__REQUIRED WORK__
Each of the entries should be retyped precisely as it appears.

START

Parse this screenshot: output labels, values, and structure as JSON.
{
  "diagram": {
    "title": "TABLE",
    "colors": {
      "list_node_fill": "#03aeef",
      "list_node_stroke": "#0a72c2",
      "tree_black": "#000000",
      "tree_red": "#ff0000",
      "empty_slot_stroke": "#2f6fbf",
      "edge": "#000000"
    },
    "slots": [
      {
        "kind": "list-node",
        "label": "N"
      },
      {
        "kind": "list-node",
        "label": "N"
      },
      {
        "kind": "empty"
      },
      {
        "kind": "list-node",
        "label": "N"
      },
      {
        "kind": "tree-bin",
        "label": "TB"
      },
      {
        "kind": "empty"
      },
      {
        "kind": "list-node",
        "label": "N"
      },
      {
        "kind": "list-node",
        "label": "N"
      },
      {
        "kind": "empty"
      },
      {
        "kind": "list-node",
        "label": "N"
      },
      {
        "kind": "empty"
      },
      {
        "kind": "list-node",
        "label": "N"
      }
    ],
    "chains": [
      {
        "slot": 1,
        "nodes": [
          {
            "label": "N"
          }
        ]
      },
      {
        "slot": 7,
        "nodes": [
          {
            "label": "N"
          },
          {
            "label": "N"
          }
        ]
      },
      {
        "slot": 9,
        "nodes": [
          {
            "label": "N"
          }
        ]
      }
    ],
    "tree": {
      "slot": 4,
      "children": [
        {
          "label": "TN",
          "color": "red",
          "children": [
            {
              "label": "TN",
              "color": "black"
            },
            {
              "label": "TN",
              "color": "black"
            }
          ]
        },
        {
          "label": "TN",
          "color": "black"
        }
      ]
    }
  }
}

END

__OUTPUT BELOW__
Parse this screenshot: output labels, values, and structure as JSON.
{
  "diagram": {
    "title": "TABLE",
    "colors": {
      "list_node_fill": "#03aeef",
      "list_node_stroke": "#0a72c2",
      "tree_black": "#000000",
      "tree_red": "#ff0000",
      "empty_slot_stroke": "#2f6fbf",
      "edge": "#000000"
    },
    "slots": [
      {
        "kind": "list-node",
        "label": "N"
      },
      {
        "kind": "list-node",
        "label": "N"
      },
      {
        "kind": "empty"
      },
      {
        "kind": "list-node",
        "label": "N"
      },
      {
        "kind": "tree-bin",
        "label": "TB"
      },
      {
        "kind": "empty"
      },
      {
        "kind": "list-node",
        "label": "N"
      },
      {
        "kind": "list-node",
        "label": "N"
      },
      {
        "kind": "empty"
      },
      {
        "kind": "list-node",
        "label": "N"
      },
      {
        "kind": "empty"
      },
      {
        "kind": "list-node",
        "label": "N"
      }
    ],
    "chains": [
      {
        "slot": 1,
        "nodes": [
          {
            "label": "N"
          }
        ]
      },
      {
        "slot": 7,
        "nodes": [
          {
            "label": "N"
          },
          {
            "label": "N"
          }
        ]
      },
      {
        "slot": 9,
        "nodes": [
          {
            "label": "N"
          }
        ]
      }
    ],
    "tree": {
      "slot": 4,
      "children": [
        {
          "label": "TN",
          "color": "red",
          "children": [
            {
              "label": "TN",
              "color": "black"
            },
            {
              "label": "TN",
              "color": "black"
            }
          ]
        },
        {
          "label": "TN",
          "color": "black"
        }
      ]
    }
  }
}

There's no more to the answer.